AWS Config  sandbox 

What is it?

AWS Config records and saves configuration of supported resources.

You can use these records to audit whether the resources align to best practices, or org specific patterns/rules. It can also highlight 2-way relationships between different resources. For ex - an instance is related to a vpc, a subnet, and a security group. This relation will show up in both the instance, and vpc records under relationships.

Resource Schema

https://github.com/awslabs/aws-config-resource-schema/tree/master

Advanced Query

Run a sql like query against the records in AWS Config. It does not support some query types.

If you run the query against an aggregator you can query for resources across multiple accounts, even your entire organization.

This only works for current state query - does not work for historical search.

Not supported

  • advanced query limitations
    • wildcard matches beginning with a wildcard character or having character sequences of less than length 3 are unsupported
    • configuration.publicDnsName like “%11-12-13-14%” will not work
    • configuration.publicDnsName like “11%” will not work
    • configuration.publicDnsName like “ec2-11-12-13-14%” will work
  • No way to kick off an on-demand evaluation of organization config rule without doing this for each account individually
  • CloudFormation drift detection is not supported for config recorders and delivery channels

Examples

List all tags of instances in specific account

SELECT
  resourceId,
  awsRegion,
  tags
WHERE
  resourceType = 'AWS::EC2::Instance'
  AND accountId = '12345678912'

List all instances with a specific private IP

note: configuration.networkInterfaces is an array, so all elements are searched. configuration.networkInterfaces.privateIpAddress will be an array of ip addresses as found

SELECT
  resourceId,
  resourceType,
  configuration.instanceType,
  configuration.placement.tenancy,
  configuration.networkInterfaces.privateIpAddress,
  configuration.imageId,
  availabilityZone
WHERE
  resourceType = 'AWS::EC2::Instance'
  AND configuration.networkInterfaces.privateIpAddress = '1.1.1.1'

public ip

SELECT
  resourceId,
  resourceType,
  configuration.instanceType,
  configuration.placement.tenancy,
  configuration.imageId,
  availabilityZone
WHERE
  configuration.ServerHostname = 'ec2-11-12-13-14.compute-1.amazonaws.com'

Search for instances with a specific tag

select
  resourceId,
  tags
where
  resourceType = 'AWS::EC2::Instance'
  and tags.key = 'Owner'
  and tags.value = 'bruce.wayne'

Wildcard search for instances

select
  resourceId,
  tags.tag
where
  resourceType = 'AWS::EC2::Instance'
  and tags.tag like 'Owner=bruce%' # matches bruce.wayne, bruce.willis

Find all RDS instances not running with rds-ca-rsa2048-g1 CA

SELECT
  configuration.cACertificateIdentifier,
  resourceId,
  resourceName,
  accountId,
  awsRegion,
  tags.tag
WHERE
  resourceType = 'AWS::RDS::DBInstance'
  and configuration.cACertificateIdentifier != 'rds-ca-rsa2048-g1'

Aggregator

Aggregates resource records from different accounts and regions. A default set up is done by [[AWS Control Tower]], if you don’t want to set it up from scratch yourself.

• **APPLY WHAT YOU READ**
a – According to the AWS Config notes, does advanced query work for historical searches?
b – Write a continuation of the AWS Config notes that picks up after their final sentence.
The entries that follow come from a separate source and are not part of the AWS Config notes.

Stored data entries

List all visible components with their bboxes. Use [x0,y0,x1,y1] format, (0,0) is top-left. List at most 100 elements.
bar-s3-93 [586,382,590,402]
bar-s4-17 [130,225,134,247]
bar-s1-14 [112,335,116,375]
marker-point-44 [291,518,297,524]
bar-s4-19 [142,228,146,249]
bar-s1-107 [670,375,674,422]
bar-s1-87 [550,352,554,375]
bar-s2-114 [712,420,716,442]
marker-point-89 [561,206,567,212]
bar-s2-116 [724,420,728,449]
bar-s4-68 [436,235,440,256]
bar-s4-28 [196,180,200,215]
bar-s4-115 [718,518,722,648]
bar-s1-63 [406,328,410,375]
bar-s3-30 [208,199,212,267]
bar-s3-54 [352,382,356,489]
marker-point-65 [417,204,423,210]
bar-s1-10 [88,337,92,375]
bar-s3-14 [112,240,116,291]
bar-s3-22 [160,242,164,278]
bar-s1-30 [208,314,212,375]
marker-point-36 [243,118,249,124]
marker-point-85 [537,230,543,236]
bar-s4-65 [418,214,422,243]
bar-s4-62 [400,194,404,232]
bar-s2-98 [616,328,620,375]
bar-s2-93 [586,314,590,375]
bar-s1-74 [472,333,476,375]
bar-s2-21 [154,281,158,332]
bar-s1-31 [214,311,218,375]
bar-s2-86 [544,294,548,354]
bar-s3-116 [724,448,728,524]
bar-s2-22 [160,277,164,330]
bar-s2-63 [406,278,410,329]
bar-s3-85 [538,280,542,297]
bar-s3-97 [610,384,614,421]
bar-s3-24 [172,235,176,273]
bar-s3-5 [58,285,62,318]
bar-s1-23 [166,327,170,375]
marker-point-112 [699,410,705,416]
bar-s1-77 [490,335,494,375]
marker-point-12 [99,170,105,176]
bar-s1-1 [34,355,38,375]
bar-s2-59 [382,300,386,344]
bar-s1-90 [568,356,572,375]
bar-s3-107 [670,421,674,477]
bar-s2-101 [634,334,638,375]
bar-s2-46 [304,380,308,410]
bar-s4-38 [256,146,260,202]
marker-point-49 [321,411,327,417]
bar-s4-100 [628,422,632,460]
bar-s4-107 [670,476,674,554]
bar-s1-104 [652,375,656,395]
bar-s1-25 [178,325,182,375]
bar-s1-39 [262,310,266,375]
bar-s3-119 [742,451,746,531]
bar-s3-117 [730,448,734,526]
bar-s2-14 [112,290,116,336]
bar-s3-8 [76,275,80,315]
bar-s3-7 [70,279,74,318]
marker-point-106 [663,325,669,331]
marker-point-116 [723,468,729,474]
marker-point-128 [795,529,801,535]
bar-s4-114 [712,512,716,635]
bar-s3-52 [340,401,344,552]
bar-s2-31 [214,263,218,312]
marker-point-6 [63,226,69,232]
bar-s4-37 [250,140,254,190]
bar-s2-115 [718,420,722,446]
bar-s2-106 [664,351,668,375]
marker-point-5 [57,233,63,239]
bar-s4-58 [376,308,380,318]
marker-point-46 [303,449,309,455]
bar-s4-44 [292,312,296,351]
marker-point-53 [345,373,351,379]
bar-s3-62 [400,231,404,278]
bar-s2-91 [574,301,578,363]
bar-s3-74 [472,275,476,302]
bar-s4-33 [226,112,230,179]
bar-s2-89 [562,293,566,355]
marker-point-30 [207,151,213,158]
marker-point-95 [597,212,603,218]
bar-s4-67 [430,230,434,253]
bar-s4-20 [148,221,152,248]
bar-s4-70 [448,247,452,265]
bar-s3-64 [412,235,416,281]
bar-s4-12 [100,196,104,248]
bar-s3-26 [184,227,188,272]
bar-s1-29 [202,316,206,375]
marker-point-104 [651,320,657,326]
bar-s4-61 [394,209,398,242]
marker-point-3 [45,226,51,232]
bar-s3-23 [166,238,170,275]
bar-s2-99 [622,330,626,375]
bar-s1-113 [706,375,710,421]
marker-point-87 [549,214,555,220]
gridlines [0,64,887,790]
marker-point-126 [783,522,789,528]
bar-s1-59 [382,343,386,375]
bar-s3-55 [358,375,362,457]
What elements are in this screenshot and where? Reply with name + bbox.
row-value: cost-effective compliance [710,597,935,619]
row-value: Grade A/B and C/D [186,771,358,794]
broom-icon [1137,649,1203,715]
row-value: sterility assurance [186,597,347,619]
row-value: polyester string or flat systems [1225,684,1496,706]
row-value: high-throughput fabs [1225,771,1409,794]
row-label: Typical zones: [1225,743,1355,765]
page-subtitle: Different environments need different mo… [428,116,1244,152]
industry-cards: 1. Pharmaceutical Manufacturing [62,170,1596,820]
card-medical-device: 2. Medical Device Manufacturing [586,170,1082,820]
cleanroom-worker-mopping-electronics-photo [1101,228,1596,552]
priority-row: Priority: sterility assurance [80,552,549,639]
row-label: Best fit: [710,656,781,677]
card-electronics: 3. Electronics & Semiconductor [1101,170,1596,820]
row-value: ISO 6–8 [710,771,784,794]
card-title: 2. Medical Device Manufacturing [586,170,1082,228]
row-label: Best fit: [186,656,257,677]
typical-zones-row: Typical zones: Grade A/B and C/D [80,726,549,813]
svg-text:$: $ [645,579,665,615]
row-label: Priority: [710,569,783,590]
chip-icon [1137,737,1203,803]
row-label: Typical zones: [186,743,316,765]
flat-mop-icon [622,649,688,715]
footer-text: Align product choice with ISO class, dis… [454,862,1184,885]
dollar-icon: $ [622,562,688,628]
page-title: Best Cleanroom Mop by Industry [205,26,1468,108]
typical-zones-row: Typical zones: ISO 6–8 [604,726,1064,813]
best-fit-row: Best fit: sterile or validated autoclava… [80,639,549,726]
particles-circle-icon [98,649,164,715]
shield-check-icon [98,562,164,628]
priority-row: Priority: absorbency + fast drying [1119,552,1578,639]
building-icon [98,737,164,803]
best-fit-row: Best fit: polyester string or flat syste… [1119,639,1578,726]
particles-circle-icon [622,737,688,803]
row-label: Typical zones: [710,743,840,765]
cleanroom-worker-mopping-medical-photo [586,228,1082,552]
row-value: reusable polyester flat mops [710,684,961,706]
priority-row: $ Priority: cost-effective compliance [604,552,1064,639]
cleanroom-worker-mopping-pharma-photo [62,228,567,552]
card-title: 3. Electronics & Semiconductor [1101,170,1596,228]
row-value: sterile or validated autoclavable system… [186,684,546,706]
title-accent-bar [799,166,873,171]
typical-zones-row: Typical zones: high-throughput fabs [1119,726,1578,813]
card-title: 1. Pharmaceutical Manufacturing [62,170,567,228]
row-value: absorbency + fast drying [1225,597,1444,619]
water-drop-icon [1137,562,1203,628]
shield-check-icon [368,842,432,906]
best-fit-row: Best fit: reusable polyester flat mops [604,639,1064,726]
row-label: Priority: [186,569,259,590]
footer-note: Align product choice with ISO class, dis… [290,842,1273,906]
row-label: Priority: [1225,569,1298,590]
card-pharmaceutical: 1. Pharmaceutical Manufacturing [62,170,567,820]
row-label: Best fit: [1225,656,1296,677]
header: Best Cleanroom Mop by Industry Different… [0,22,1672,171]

• **OUTPUTS IN ORDER**
a – No, it only works for current state queries.

b –
Conformance Packs

Recorder

Delivery Channel

Rules

What is a rule?

Triggers

Custom rules

Implement custom rules in Lambda to validate the resource record.

Managed rules

Use AWS managed rules to validate the resource record. Full list of managed rules is here.

Record software changes on EC2

You can use AWS Config to record software inventory changes on Amazon EC2 instances and on-premises servers

  • Turn on recording for the managed instance inventory resource type in AWS Config.
  • Configure EC2 and on-premises servers as managed instances in AWS Systems Manager. A managed instance is a machine that has been configured for use with Systems Manager.
  • Initiate collection of software inventory from your managed instances using the Systems Manager Inventory capability.